* Task objective *
Find each line holding "ХОРА" and copy it out.

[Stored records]
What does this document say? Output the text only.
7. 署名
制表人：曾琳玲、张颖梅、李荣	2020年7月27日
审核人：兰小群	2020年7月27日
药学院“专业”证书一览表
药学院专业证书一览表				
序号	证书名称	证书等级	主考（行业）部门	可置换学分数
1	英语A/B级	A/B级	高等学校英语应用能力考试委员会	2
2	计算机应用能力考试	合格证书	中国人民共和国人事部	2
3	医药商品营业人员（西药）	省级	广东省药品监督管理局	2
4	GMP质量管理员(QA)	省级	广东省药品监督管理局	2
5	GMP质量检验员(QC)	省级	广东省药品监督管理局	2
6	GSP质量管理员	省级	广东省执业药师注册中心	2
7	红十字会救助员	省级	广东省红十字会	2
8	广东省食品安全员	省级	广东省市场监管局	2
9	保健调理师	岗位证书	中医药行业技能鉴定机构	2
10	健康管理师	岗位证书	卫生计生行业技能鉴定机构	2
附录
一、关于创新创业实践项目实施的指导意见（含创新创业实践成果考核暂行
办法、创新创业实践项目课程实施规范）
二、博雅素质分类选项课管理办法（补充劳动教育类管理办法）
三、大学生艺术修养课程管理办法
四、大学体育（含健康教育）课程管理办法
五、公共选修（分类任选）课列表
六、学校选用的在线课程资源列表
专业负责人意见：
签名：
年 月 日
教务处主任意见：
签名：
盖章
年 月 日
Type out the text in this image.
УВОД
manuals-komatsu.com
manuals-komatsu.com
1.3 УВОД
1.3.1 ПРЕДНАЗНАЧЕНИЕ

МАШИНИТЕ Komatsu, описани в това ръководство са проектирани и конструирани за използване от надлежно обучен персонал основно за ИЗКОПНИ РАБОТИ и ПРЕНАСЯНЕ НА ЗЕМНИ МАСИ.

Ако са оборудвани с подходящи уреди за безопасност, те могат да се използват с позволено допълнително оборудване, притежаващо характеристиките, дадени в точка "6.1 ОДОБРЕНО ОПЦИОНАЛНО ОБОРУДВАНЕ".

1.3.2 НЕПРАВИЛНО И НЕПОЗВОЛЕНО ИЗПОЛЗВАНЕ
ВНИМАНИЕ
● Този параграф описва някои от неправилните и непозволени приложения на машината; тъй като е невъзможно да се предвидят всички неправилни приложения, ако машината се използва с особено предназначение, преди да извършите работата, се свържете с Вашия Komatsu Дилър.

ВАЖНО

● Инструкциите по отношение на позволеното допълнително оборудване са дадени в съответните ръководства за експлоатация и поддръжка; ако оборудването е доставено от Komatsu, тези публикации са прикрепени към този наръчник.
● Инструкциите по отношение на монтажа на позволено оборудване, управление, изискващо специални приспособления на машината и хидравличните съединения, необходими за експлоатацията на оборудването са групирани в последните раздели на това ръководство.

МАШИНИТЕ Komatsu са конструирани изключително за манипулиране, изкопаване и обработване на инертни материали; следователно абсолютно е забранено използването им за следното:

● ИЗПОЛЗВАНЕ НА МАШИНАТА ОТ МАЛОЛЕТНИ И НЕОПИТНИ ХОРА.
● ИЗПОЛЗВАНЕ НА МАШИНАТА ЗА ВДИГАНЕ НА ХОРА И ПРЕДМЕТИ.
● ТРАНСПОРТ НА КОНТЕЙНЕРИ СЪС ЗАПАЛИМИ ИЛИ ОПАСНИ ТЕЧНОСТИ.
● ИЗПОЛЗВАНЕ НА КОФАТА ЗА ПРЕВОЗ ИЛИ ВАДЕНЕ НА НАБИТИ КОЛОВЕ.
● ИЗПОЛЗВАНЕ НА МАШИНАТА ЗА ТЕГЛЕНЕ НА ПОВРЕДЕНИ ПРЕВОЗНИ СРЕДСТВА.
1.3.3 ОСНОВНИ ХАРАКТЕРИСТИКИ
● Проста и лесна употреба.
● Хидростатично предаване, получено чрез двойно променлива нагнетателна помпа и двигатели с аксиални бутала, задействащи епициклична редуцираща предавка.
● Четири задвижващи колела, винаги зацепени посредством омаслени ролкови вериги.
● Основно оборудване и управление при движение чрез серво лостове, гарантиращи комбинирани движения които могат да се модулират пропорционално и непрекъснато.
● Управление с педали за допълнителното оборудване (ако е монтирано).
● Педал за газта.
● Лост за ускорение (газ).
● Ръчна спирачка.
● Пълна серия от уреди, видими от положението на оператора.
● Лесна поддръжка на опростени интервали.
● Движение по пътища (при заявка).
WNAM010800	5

* Output of the task *
● ИЗПОЛЗВАНЕ НА МАШИНАТА ОТ МАЛОЛЕТНИ И НЕОПИТНИ ХОРА.
● ИЗПОЛЗВАНЕ НА МАШИНАТА ЗА ВДИГАНЕ НА ХОРА И ПРЕДМЕТИ.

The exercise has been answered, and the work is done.